- What you will do -
Count lines, not occurrences: report how many lines in the records hold the string "patienten", and nothing else.

- Rows -
>>>>

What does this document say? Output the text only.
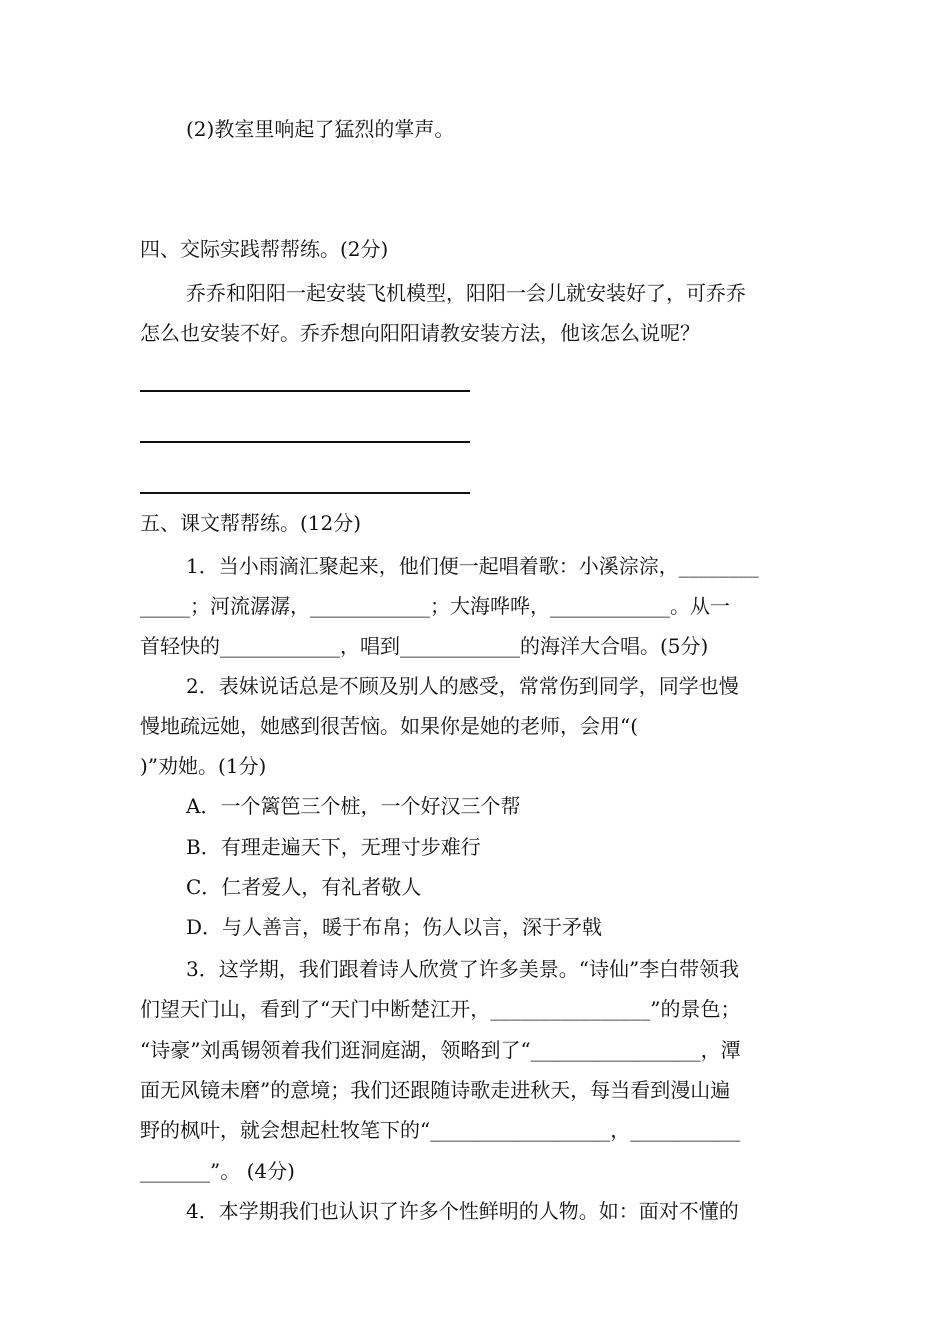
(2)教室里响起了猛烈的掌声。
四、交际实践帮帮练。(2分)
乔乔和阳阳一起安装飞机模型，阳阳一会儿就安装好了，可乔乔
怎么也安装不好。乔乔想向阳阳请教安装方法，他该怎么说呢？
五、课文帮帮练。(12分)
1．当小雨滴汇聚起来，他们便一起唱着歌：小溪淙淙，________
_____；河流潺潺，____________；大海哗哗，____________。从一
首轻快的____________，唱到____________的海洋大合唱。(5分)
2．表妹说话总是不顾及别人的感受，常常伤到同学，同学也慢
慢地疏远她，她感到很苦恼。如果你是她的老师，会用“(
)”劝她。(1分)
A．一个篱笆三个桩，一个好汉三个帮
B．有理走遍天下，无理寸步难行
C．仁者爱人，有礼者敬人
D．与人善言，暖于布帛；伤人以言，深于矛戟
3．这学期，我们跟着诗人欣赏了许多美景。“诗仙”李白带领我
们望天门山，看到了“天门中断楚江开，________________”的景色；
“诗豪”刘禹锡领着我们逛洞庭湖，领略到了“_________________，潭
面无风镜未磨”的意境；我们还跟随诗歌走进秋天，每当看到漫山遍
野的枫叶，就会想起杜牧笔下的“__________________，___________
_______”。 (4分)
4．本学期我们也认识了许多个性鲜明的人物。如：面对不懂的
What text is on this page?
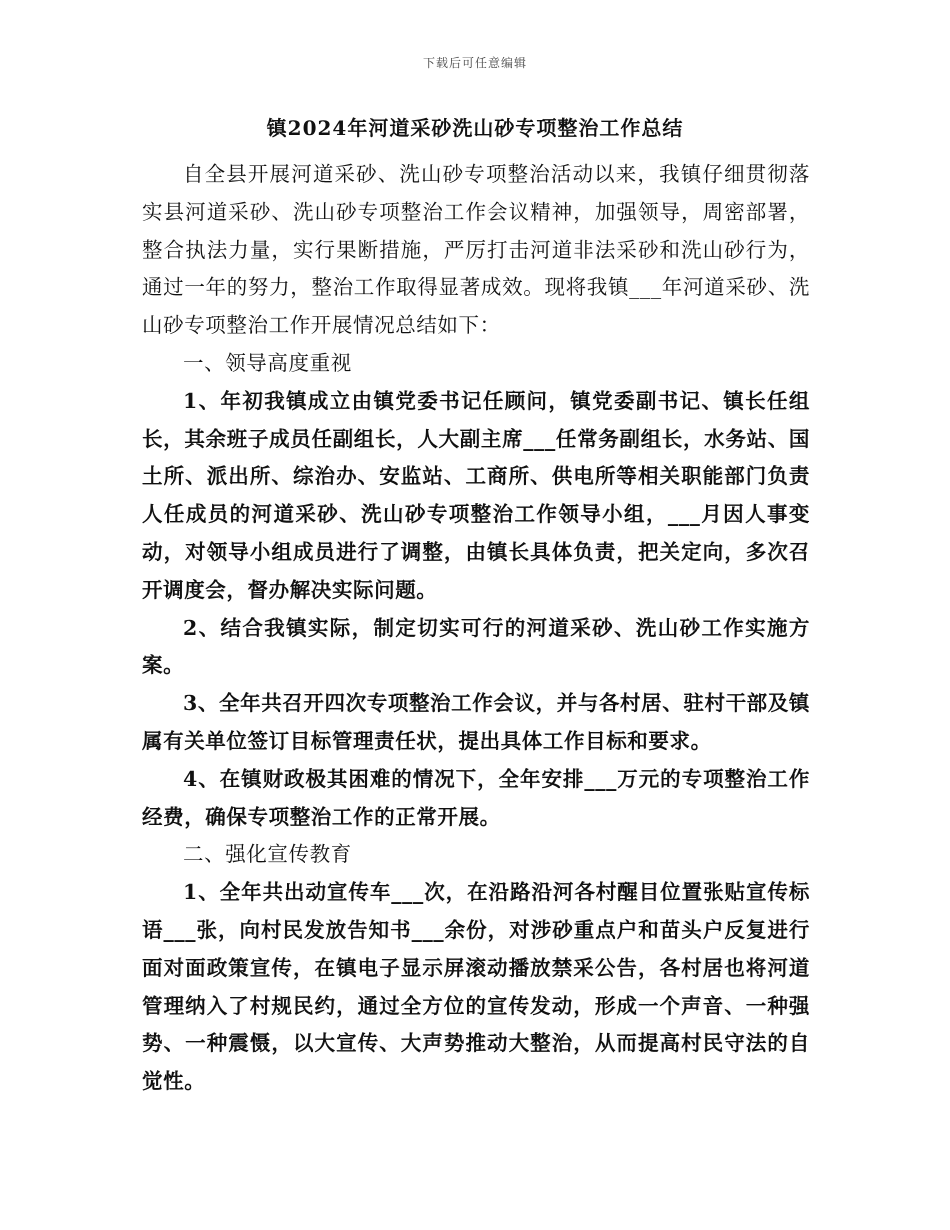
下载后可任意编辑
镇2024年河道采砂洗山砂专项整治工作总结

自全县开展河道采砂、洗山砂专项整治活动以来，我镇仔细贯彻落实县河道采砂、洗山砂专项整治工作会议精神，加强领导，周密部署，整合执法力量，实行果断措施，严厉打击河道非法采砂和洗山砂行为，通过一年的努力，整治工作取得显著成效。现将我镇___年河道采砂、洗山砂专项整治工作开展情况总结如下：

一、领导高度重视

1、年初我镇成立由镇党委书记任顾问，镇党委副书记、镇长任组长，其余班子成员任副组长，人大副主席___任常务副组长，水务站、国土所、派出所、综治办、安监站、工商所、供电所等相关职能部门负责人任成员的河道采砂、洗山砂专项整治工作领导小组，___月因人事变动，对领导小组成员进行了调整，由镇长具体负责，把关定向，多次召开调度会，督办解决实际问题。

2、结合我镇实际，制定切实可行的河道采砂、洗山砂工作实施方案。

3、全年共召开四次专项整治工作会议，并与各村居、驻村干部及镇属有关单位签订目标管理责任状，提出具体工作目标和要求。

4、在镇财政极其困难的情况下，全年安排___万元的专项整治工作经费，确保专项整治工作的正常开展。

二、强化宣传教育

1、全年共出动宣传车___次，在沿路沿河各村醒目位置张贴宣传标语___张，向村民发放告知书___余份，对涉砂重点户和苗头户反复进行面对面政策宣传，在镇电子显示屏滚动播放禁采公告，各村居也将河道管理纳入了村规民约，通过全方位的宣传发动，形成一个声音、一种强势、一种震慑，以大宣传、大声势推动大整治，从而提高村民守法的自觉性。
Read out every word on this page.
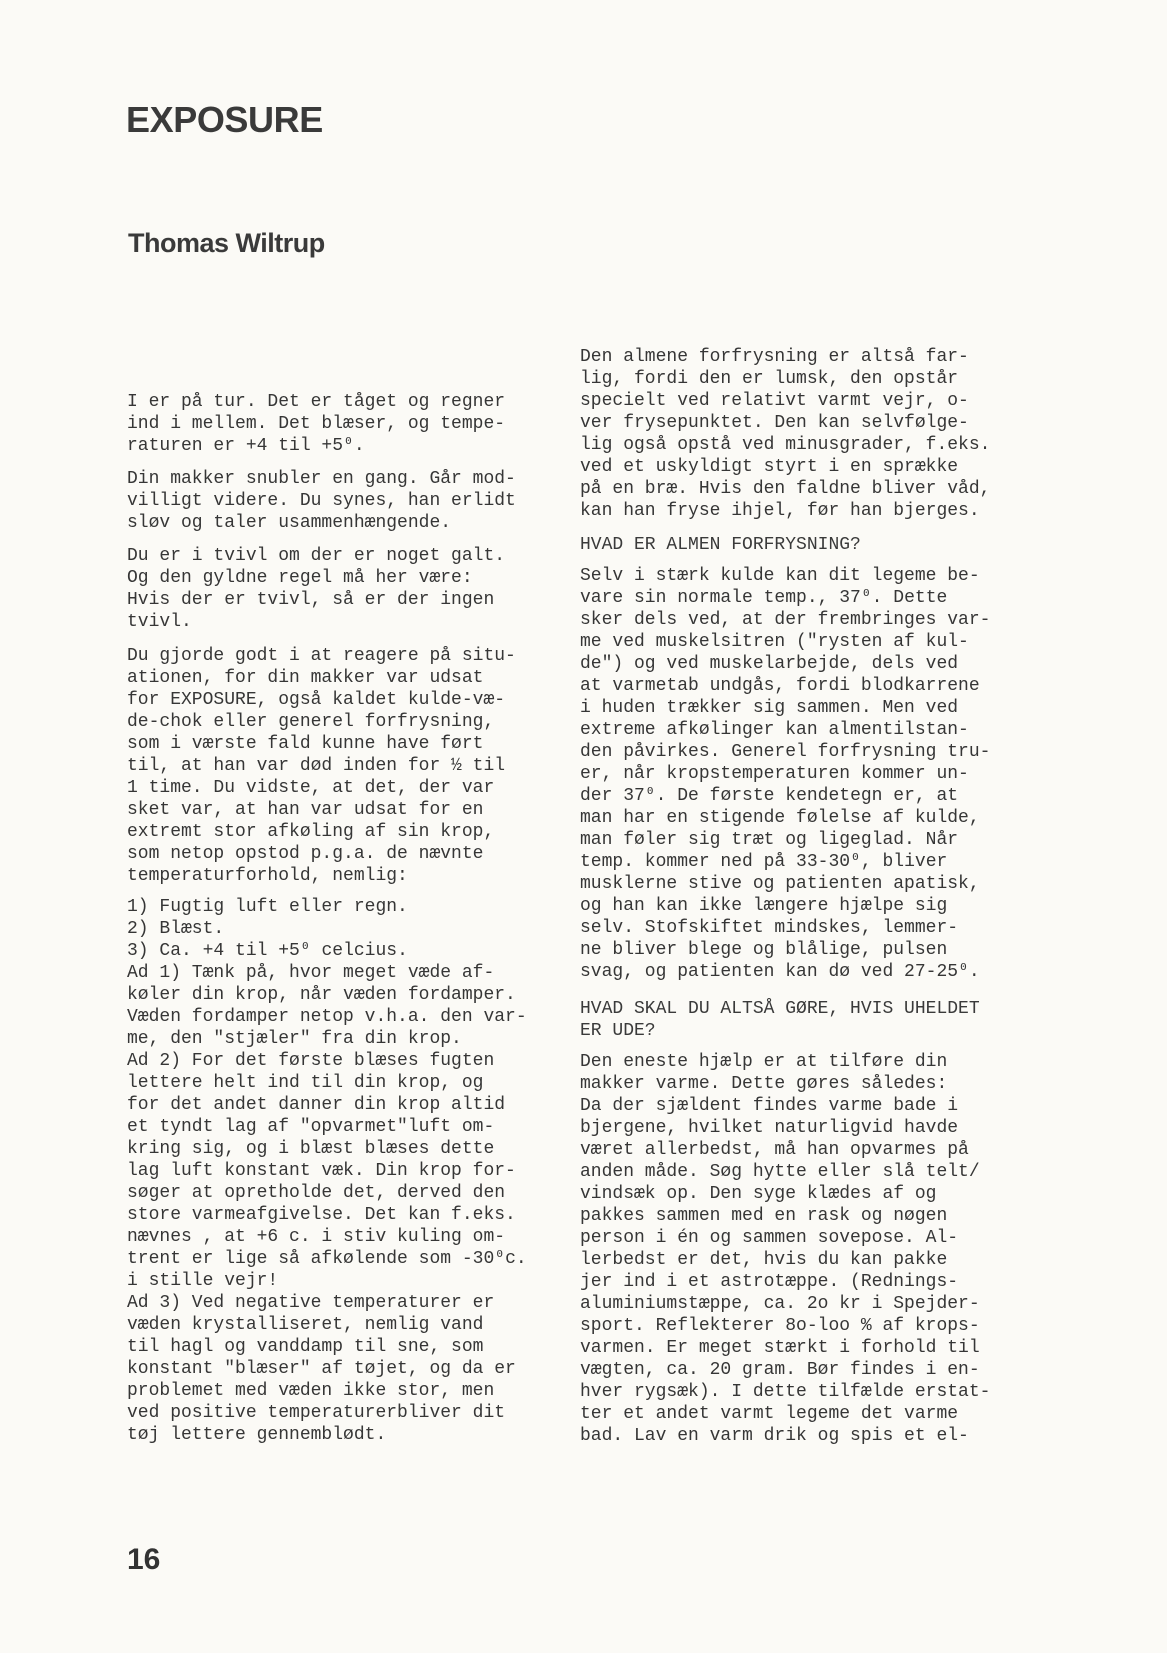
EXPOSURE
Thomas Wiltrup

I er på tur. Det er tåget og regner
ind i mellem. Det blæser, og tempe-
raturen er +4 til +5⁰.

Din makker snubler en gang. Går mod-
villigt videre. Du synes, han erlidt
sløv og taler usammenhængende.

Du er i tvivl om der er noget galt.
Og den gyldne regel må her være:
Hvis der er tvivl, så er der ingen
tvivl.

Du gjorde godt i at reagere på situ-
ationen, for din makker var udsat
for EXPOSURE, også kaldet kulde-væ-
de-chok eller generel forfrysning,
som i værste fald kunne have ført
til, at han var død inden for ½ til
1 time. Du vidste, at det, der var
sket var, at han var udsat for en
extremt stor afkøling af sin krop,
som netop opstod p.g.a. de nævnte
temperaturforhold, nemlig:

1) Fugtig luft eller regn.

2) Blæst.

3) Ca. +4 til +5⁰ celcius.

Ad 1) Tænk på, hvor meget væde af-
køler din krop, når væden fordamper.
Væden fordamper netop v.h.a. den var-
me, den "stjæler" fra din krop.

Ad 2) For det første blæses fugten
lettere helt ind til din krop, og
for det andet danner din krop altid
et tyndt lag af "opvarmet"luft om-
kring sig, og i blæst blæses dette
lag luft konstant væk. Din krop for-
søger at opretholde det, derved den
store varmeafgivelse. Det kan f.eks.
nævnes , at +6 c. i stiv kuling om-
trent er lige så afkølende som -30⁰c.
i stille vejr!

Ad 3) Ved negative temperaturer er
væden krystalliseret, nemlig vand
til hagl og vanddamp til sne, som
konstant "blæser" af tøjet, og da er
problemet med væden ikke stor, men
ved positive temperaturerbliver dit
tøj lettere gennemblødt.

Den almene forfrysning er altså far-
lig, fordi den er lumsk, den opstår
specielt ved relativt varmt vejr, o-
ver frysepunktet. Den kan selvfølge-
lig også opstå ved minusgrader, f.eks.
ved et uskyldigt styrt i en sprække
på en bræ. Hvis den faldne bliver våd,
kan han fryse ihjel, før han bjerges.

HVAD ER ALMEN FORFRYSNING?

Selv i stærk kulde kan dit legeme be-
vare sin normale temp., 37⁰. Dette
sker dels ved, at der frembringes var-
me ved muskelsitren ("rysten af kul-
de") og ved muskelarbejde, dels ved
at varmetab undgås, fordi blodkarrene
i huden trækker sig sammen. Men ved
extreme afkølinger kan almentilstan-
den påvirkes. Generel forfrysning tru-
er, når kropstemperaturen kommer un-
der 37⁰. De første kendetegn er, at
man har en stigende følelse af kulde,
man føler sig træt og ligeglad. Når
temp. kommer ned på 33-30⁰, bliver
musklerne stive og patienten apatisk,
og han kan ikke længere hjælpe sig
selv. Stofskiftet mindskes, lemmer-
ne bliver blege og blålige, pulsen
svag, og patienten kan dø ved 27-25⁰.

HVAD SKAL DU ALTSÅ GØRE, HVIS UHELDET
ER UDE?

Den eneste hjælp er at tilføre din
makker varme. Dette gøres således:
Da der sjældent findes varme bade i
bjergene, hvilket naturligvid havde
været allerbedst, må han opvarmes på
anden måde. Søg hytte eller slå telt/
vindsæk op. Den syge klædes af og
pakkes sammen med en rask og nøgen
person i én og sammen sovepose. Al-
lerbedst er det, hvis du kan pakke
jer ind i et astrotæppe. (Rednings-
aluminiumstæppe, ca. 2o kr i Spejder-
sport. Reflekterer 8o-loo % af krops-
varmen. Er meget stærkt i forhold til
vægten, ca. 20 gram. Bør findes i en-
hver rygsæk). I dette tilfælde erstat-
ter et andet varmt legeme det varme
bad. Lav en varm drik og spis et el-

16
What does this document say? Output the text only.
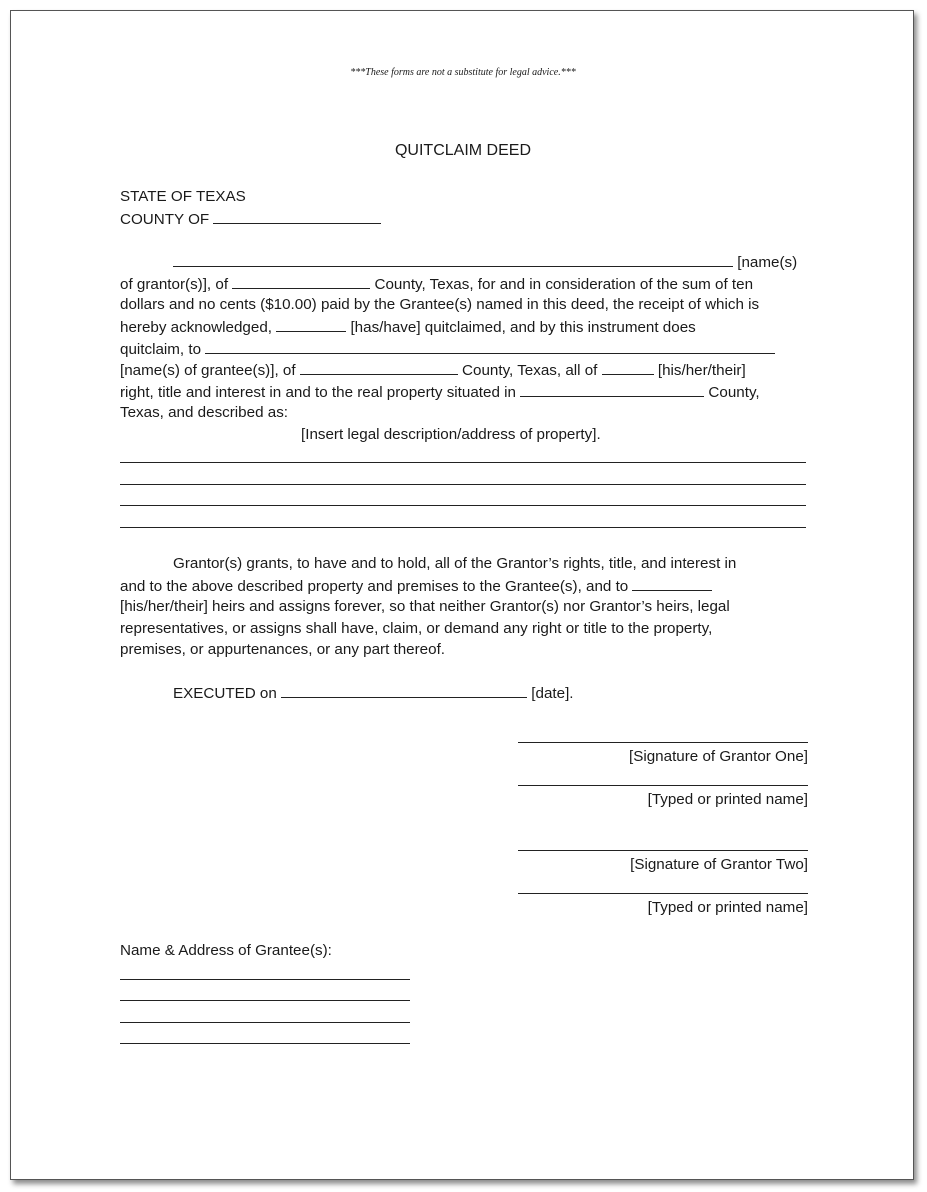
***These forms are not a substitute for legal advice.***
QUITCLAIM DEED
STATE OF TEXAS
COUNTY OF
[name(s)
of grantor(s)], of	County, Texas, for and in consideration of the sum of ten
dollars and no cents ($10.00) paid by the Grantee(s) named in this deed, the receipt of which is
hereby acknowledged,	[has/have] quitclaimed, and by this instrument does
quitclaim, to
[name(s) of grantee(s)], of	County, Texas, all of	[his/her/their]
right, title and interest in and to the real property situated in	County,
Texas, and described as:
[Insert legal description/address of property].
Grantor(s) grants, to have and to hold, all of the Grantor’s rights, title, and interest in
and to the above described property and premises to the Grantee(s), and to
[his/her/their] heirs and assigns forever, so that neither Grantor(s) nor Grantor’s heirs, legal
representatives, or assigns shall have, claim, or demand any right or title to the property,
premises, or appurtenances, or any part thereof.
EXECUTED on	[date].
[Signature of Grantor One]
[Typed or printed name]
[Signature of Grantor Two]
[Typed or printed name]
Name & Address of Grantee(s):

<<<<

- Answer to the exercise -
2